_What the exercise asks:_ In your copy, drop the images and return each record exactly as it stands.
- Opening Delimiter -
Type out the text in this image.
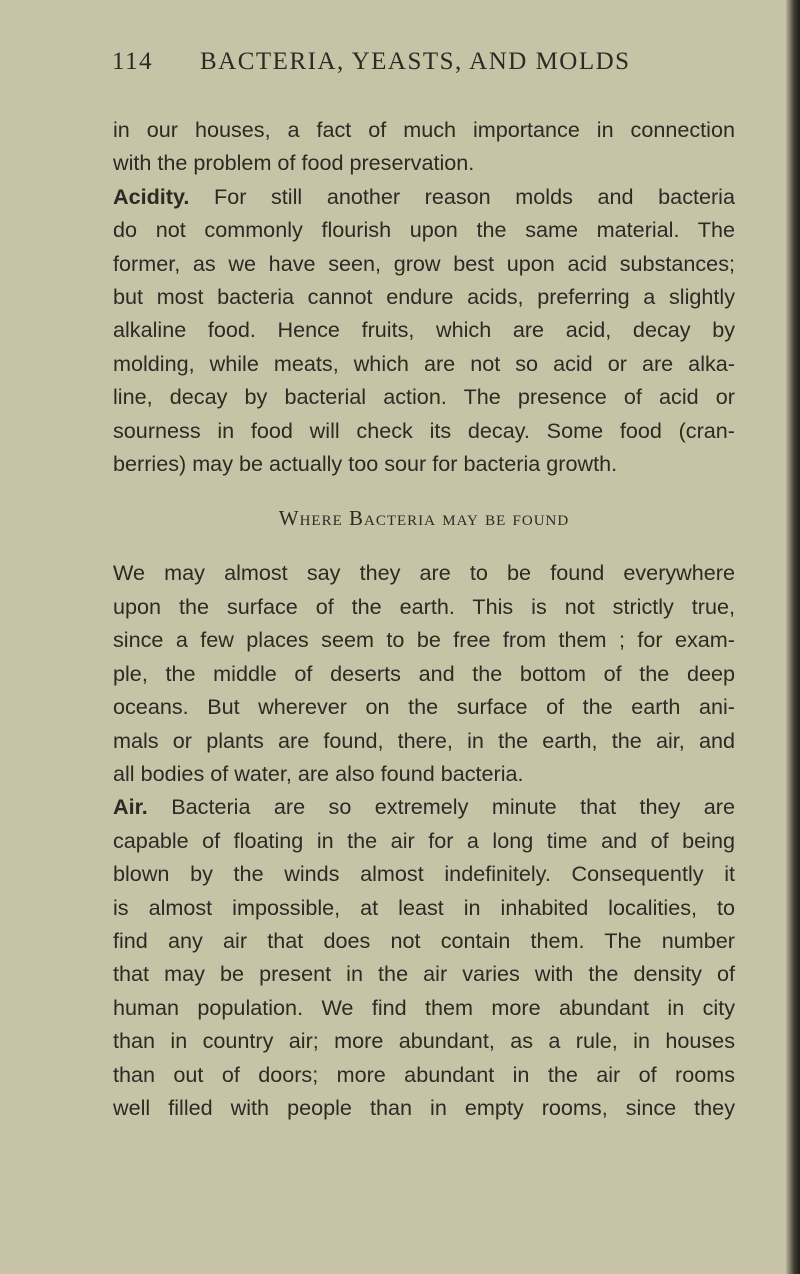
114 BACTERIA, YEASTS, AND MOLDS
in our houses, a fact of much importance in connection
with the problem of food preservation.
Acidity. For still another reason molds and bacteria
do not commonly flourish upon the same material. The
former, as we have seen, grow best upon acid substances;
but most bacteria cannot endure acids, preferring a slightly
alkaline food. Hence fruits, which are acid, decay by
molding, while meats, which are not so acid or are alka-
line, decay by bacterial action. The presence of acid or
sourness in food will check its decay. Some food (cran-
berries) may be actually too sour for bacteria growth.
Where Bacteria may be found
We may almost say they are to be found everywhere
upon the surface of the earth. This is not strictly true,
since a few places seem to be free from them ; for exam-
ple, the middle of deserts and the bottom of the deep
oceans. But wherever on the surface of the earth ani-
mals or plants are found, there, in the earth, the air, and
all bodies of water, are also found bacteria.
Air. Bacteria are so extremely minute that they are
capable of floating in the air for a long time and of being
blown by the winds almost indefinitely. Consequently it
is almost impossible, at least in inhabited localities, to
find any air that does not contain them. The number
that may be present in the air varies with the density of
human population. We find them more abundant in city
than in country air; more abundant, as a rule, in houses
than out of doors; more abundant in the air of rooms
well filled with people than in empty rooms, since they
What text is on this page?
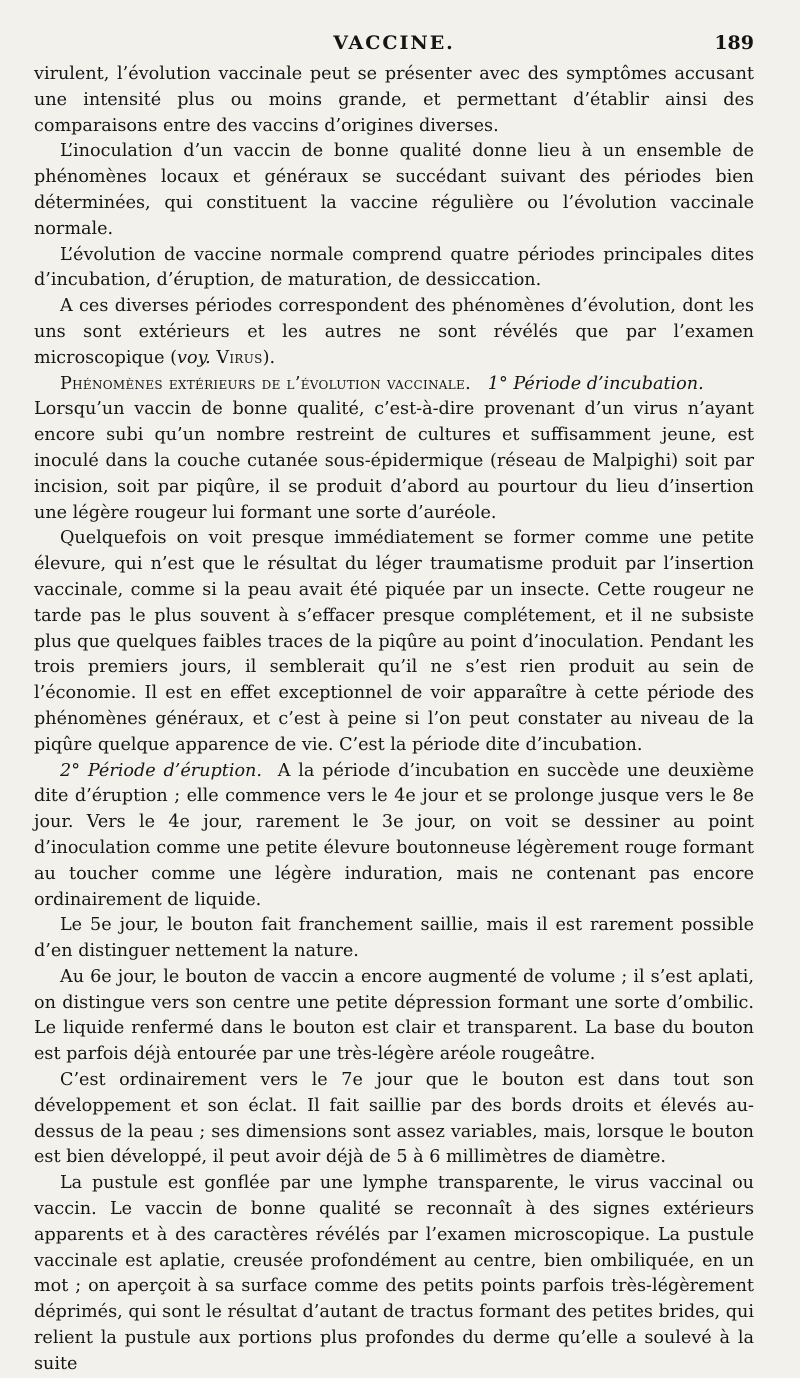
VACCINE.	189

virulent, l’évolution vaccinale peut se présenter avec des symptômes accusant une intensité plus ou moins grande, et permettant d’établir ainsi des comparaisons entre des vaccins d’origines diverses.

L’inoculation d’un vaccin de bonne qualité donne lieu à un ensemble de phénomènes locaux et généraux se succédant suivant des périodes bien déterminées, qui constituent la vaccine régulière ou l’évolution vaccinale normale.

L’évolution de vaccine normale comprend quatre périodes principales dites d’incubation, d’éruption, de maturation, de dessiccation.

A ces diverses périodes correspondent des phénomènes d’évolution, dont les uns sont extérieurs et les autres ne sont révélés que par l’examen microscopique (voy. Virus).

Phénomènes extérieurs de l’évolution vaccinale. 1° Période d’incubation.

Lorsqu’un vaccin de bonne qualité, c’est-à-dire provenant d’un virus n’ayant encore subi qu’un nombre restreint de cultures et suffisamment jeune, est inoculé dans la couche cutanée sous-épidermique (réseau de Malpighi) soit par incision, soit par piqûre, il se produit d’abord au pourtour du lieu d’insertion une légère rougeur lui formant une sorte d’auréole.

Quelquefois on voit presque immédiatement se former comme une petite élevure, qui n’est que le résultat du léger traumatisme produit par l’insertion vaccinale, comme si la peau avait été piquée par un insecte. Cette rougeur ne tarde pas le plus souvent à s’effacer presque complétement, et il ne subsiste plus que quelques faibles traces de la piqûre au point d’inoculation. Pendant les trois premiers jours, il semblerait qu’il ne s’est rien produit au sein de l’économie. Il est en effet exceptionnel de voir apparaître à cette période des phénomènes généraux, et c’est à peine si l’on peut constater au niveau de la piqûre quelque apparence de vie. C’est la période dite d’incubation.

2° Période d’éruption. A la période d’incubation en succède une deuxième dite d’éruption ; elle commence vers le 4e jour et se prolonge jusque vers le 8e jour. Vers le 4e jour, rarement le 3e jour, on voit se dessiner au point d’inoculation comme une petite élevure boutonneuse légèrement rouge formant au toucher comme une légère induration, mais ne contenant pas encore ordinairement de liquide.

Le 5e jour, le bouton fait franchement saillie, mais il est rarement possible d’en distinguer nettement la nature.

Au 6e jour, le bouton de vaccin a encore augmenté de volume ; il s’est aplati, on distingue vers son centre une petite dépression formant une sorte d’ombilic. Le liquide renfermé dans le bouton est clair et transparent. La base du bouton est parfois déjà entourée par une très-légère aréole rougeâtre.

C’est ordinairement vers le 7e jour que le bouton est dans tout son développement et son éclat. Il fait saillie par des bords droits et élevés au-dessus de la peau ; ses dimensions sont assez variables, mais, lorsque le bouton est bien développé, il peut avoir déjà de 5 à 6 millimètres de diamètre.

La pustule est gonflée par une lymphe transparente, le virus vaccinal ou vaccin. Le vaccin de bonne qualité se reconnaît à des signes extérieurs apparents et à des caractères révélés par l’examen microscopique. La pustule vaccinale est aplatie, creusée profondément au centre, bien ombiliquée, en un mot ; on aperçoit à sa surface comme des petits points parfois très-légèrement déprimés, qui sont le résultat d’autant de tractus formant des petites brides, qui relient la pustule aux portions plus profondes du derme qu’elle a soulevé à la suite
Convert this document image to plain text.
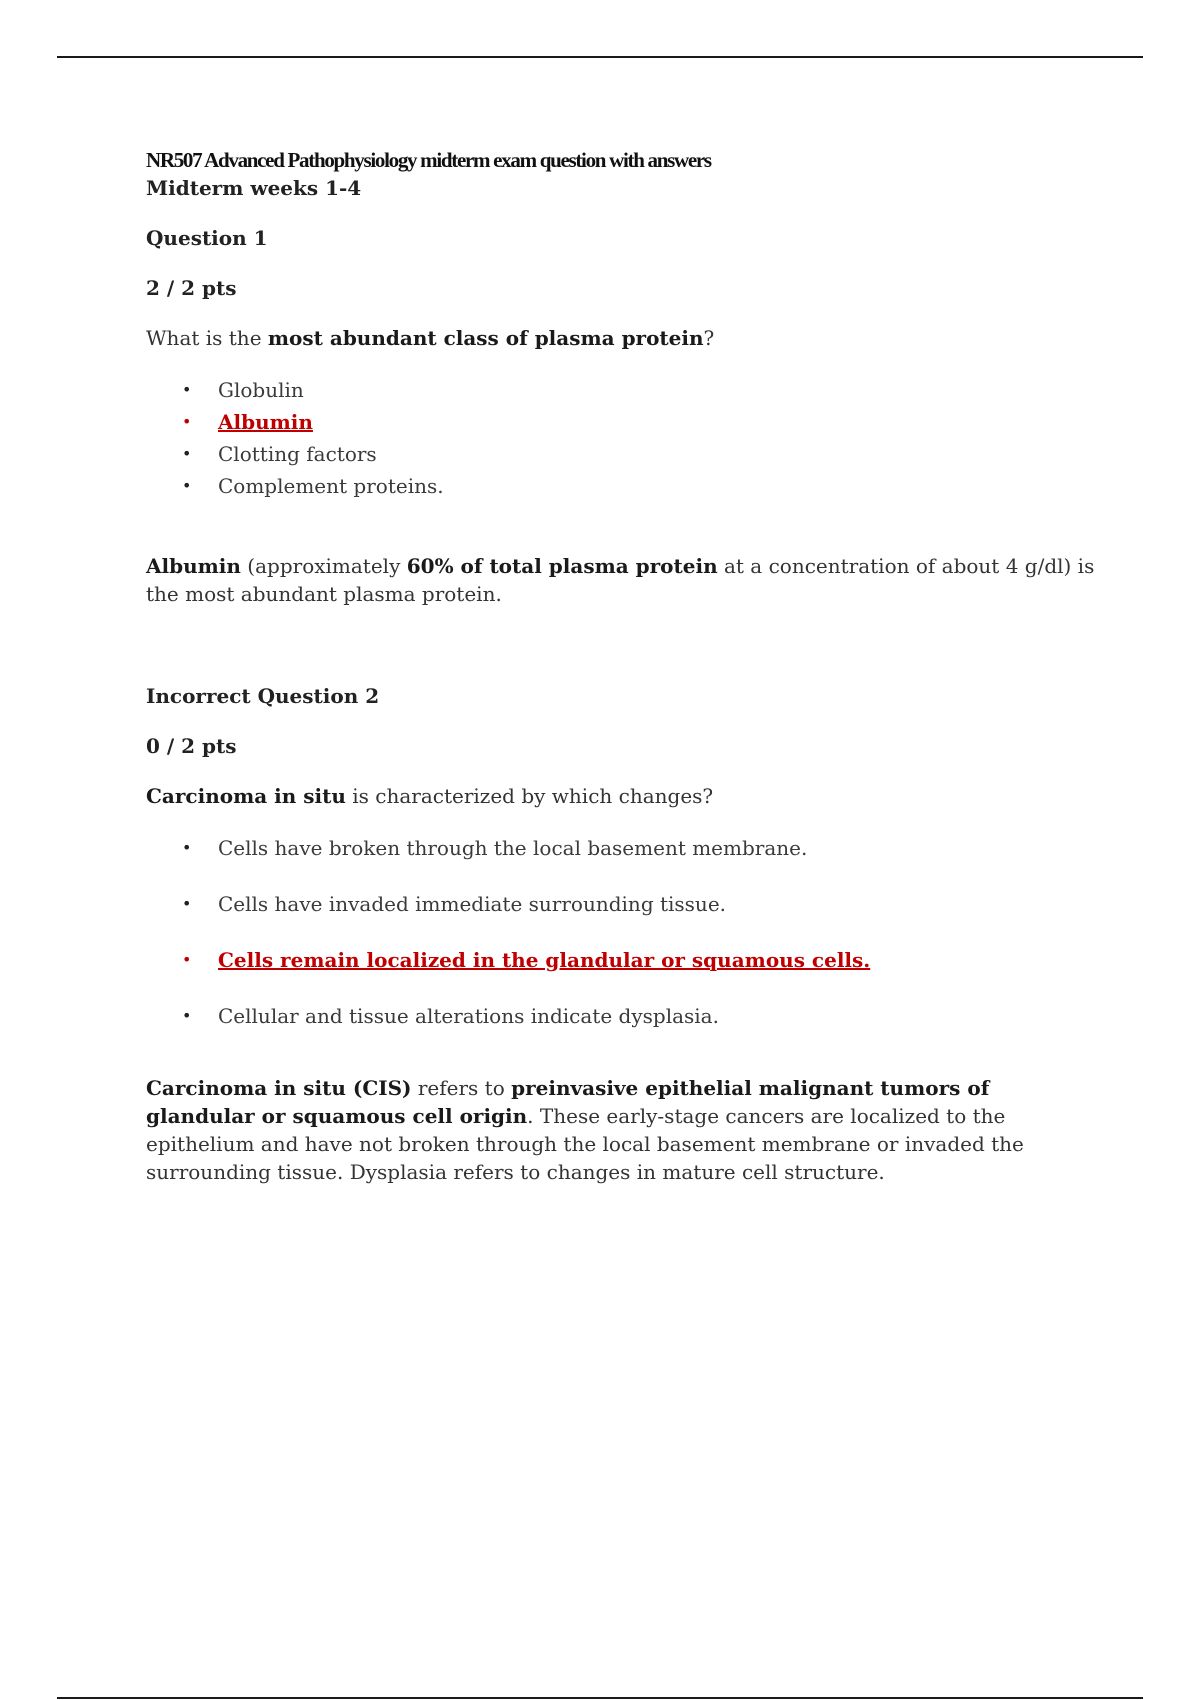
NR507 Advanced Pathophysiology midterm exam question with answers
Midterm weeks 1-4
Question 1
2 / 2 pts
What is the most abundant class of plasma protein?
• Globulin
• Albumin
• Clotting factors
• Complement proteins.
Albumin (approximately 60% of total plasma protein at a concentration of about 4 g/dl) is the most abundant plasma protein.
Incorrect Question 2
0 / 2 pts
Carcinoma in situ is characterized by which changes?
• Cells have broken through the local basement membrane.
• Cells have invaded immediate surrounding tissue.
• Cells remain localized in the glandular or squamous cells.
• Cellular and tissue alterations indicate dysplasia.
Carcinoma in situ (CIS) refers to preinvasive epithelial malignant tumors of glandular or squamous cell origin. These early-stage cancers are localized to the epithelium and have not broken through the local basement membrane or invaded the surrounding tissue. Dysplasia refers to changes in mature cell structure.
- Closing Delimiter -
_Task solution:_
Type out the text in this image.
114 BACTERIA, YEASTS, AND MOLDS
in our houses, a fact of much importance in connection
with the problem of food preservation.
Acidity. For still another reason molds and bacteria
do not commonly flourish upon the same material. The
former, as we have seen, grow best upon acid substances;
but most bacteria cannot endure acids, preferring a slightly
alkaline food. Hence fruits, which are acid, decay by
molding, while meats, which are not so acid or are alka-
line, decay by bacterial action. The presence of acid or
sourness in food will check its decay. Some food (cran-
berries) may be actually too sour for bacteria growth.
Where Bacteria may be found
We may almost say they are to be found everywhere
upon the surface of the earth. This is not strictly true,
since a few places seem to be free from them ; for exam-
ple, the middle of deserts and the bottom of the deep
oceans. But wherever on the surface of the earth ani-
mals or plants are found, there, in the earth, the air, and
all bodies of water, are also found bacteria.
Air. Bacteria are so extremely minute that they are
capable of floating in the air for a long time and of being
blown by the winds almost indefinitely. Consequently it
is almost impossible, at least in inhabited localities, to
find any air that does not contain them. The number
that may be present in the air varies with the density of
human population. We find them more abundant in city
than in country air; more abundant, as a rule, in houses
than out of doors; more abundant in the air of rooms
well filled with people than in empty rooms, since they
What text is on this page?
VACCINE.	189

virulent, l’évolution vaccinale peut se présenter avec des symptômes accusant une intensité plus ou moins grande, et permettant d’établir ainsi des comparaisons entre des vaccins d’origines diverses.

L’inoculation d’un vaccin de bonne qualité donne lieu à un ensemble de phénomènes locaux et généraux se succédant suivant des périodes bien déterminées, qui constituent la vaccine régulière ou l’évolution vaccinale normale.

L’évolution de vaccine normale comprend quatre périodes principales dites d’incubation, d’éruption, de maturation, de dessiccation.

A ces diverses périodes correspondent des phénomènes d’évolution, dont les uns sont extérieurs et les autres ne sont révélés que par l’examen microscopique (voy. Virus).

Phénomènes extérieurs de l’évolution vaccinale. 1° Période d’incubation.

Lorsqu’un vaccin de bonne qualité, c’est-à-dire provenant d’un virus n’ayant encore subi qu’un nombre restreint de cultures et suffisamment jeune, est inoculé dans la couche cutanée sous-épidermique (réseau de Malpighi) soit par incision, soit par piqûre, il se produit d’abord au pourtour du lieu d’insertion une légère rougeur lui formant une sorte d’auréole.

Quelquefois on voit presque immédiatement se former comme une petite élevure, qui n’est que le résultat du léger traumatisme produit par l’insertion vaccinale, comme si la peau avait été piquée par un insecte. Cette rougeur ne tarde pas le plus souvent à s’effacer presque complétement, et il ne subsiste plus que quelques faibles traces de la piqûre au point d’inoculation. Pendant les trois premiers jours, il semblerait qu’il ne s’est rien produit au sein de l’économie. Il est en effet exceptionnel de voir apparaître à cette période des phénomènes généraux, et c’est à peine si l’on peut constater au niveau de la piqûre quelque apparence de vie. C’est la période dite d’incubation.

2° Période d’éruption. A la période d’incubation en succède une deuxième dite d’éruption ; elle commence vers le 4e jour et se prolonge jusque vers le 8e jour. Vers le 4e jour, rarement le 3e jour, on voit se dessiner au point d’inoculation comme une petite élevure boutonneuse légèrement rouge formant au toucher comme une légère induration, mais ne contenant pas encore ordinairement de liquide.

Le 5e jour, le bouton fait franchement saillie, mais il est rarement possible d’en distinguer nettement la nature.

Au 6e jour, le bouton de vaccin a encore augmenté de volume ; il s’est aplati, on distingue vers son centre une petite dépression formant une sorte d’ombilic. Le liquide renfermé dans le bouton est clair et transparent. La base du bouton est parfois déjà entourée par une très-légère aréole rougeâtre.

C’est ordinairement vers le 7e jour que le bouton est dans tout son développement et son éclat. Il fait saillie par des bords droits et élevés au-dessus de la peau ; ses dimensions sont assez variables, mais, lorsque le bouton est bien développé, il peut avoir déjà de 5 à 6 millimètres de diamètre.

La pustule est gonflée par une lymphe transparente, le virus vaccinal ou vaccin. Le vaccin de bonne qualité se reconnaît à des signes extérieurs apparents et à des caractères révélés par l’examen microscopique. La pustule vaccinale est aplatie, creusée profondément au centre, bien ombiliquée, en un mot ; on aperçoit à sa surface comme des petits points parfois très-légèrement déprimés, qui sont le résultat d’autant de tractus formant des petites brides, qui relient la pustule aux portions plus profondes du derme qu’elle a soulevé à la suite
Convert this document image to plain text.
NR507 Advanced Pathophysiology midterm exam question with answers
Midterm weeks 1-4
Question 1
2 / 2 pts
What is the most abundant class of plasma protein?
• Globulin
• Albumin
• Clotting factors
• Complement proteins.
Albumin (approximately 60% of total plasma protein at a concentration of about 4 g/dl) is the most abundant plasma protein.
Incorrect Question 2
0 / 2 pts
Carcinoma in situ is characterized by which changes?
• Cells have broken through the local basement membrane.
• Cells have invaded immediate surrounding tissue.
• Cells remain localized in the glandular or squamous cells.
• Cellular and tissue alterations indicate dysplasia.
Carcinoma in situ (CIS) refers to preinvasive epithelial malignant tumors of glandular or squamous cell origin. These early-stage cancers are localized to the epithelium and have not broken through the local basement membrane or invaded the surrounding tissue. Dysplasia refers to changes in mature cell structure.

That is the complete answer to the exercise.